> **TASK DIRECTIONS**: Extract every row that contains the word "manifold", matching case exactly.

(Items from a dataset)

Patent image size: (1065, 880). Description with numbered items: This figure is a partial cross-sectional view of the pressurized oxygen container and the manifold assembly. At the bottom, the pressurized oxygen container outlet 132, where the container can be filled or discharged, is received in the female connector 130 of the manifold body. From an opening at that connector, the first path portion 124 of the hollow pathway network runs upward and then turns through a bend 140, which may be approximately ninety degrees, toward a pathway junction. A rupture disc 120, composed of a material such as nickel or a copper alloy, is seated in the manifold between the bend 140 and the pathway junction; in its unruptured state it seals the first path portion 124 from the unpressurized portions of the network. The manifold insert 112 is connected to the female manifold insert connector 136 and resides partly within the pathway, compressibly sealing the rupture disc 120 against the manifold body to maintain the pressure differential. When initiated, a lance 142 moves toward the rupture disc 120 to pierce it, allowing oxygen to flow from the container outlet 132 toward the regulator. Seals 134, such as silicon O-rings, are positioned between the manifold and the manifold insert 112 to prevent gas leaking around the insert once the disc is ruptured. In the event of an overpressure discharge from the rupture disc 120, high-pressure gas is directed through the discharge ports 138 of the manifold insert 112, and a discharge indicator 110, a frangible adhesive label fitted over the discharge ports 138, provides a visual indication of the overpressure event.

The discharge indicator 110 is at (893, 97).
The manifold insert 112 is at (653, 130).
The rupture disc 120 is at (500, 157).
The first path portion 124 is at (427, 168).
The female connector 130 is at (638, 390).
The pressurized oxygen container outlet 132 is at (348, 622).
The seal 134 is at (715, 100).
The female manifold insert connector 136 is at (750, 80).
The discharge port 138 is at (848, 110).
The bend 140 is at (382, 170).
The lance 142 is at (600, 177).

> **EXERCISE RESULT**:
Patent image size: (1065, 880). Description with numbered items: This figure is a partial cross-sectional view of the pressurized oxygen container and the manifold assembly. At the bottom, the pressurized oxygen container outlet 132, where the container can be filled or discharged, is received in the female connector 130 of the manifold body. From an opening at that connector, the first path portion 124 of the hollow pathway network runs upward and then turns through a bend 140, which may be approximately ninety degrees, toward a pathway junction. A rupture disc 120, composed of a material such as nickel or a copper alloy, is seated in the manifold between the bend 140 and the pathway junction; in its unruptured state it seals the first path portion 124 from the unpressurized portions of the network. The manifold insert 112 is connected to the female manifold insert connector 136 and resides partly within the pathway, compressibly sealing the rupture disc 120 against the manifold body to maintain the pressure differential. When initiated, a lance 142 moves toward the rupture disc 120 to pierce it, allowing oxygen to flow from the container outlet 132 toward the regulator. Seals 134, such as silicon O-rings, are positioned between the manifold and the manifold insert 112 to prevent gas leaking around the insert once the disc is ruptured. In the event of an overpressure discharge from the rupture disc 120, high-pressure gas is directed through the discharge ports 138 of the manifold insert 112, and a discharge indicator 110, a frangible adhesive label fitted over the discharge ports 138, provides a visual indication of the overpressure event.
The manifold insert 112 is at (653, 130).
The female manifold insert connector 136 is at (750, 80).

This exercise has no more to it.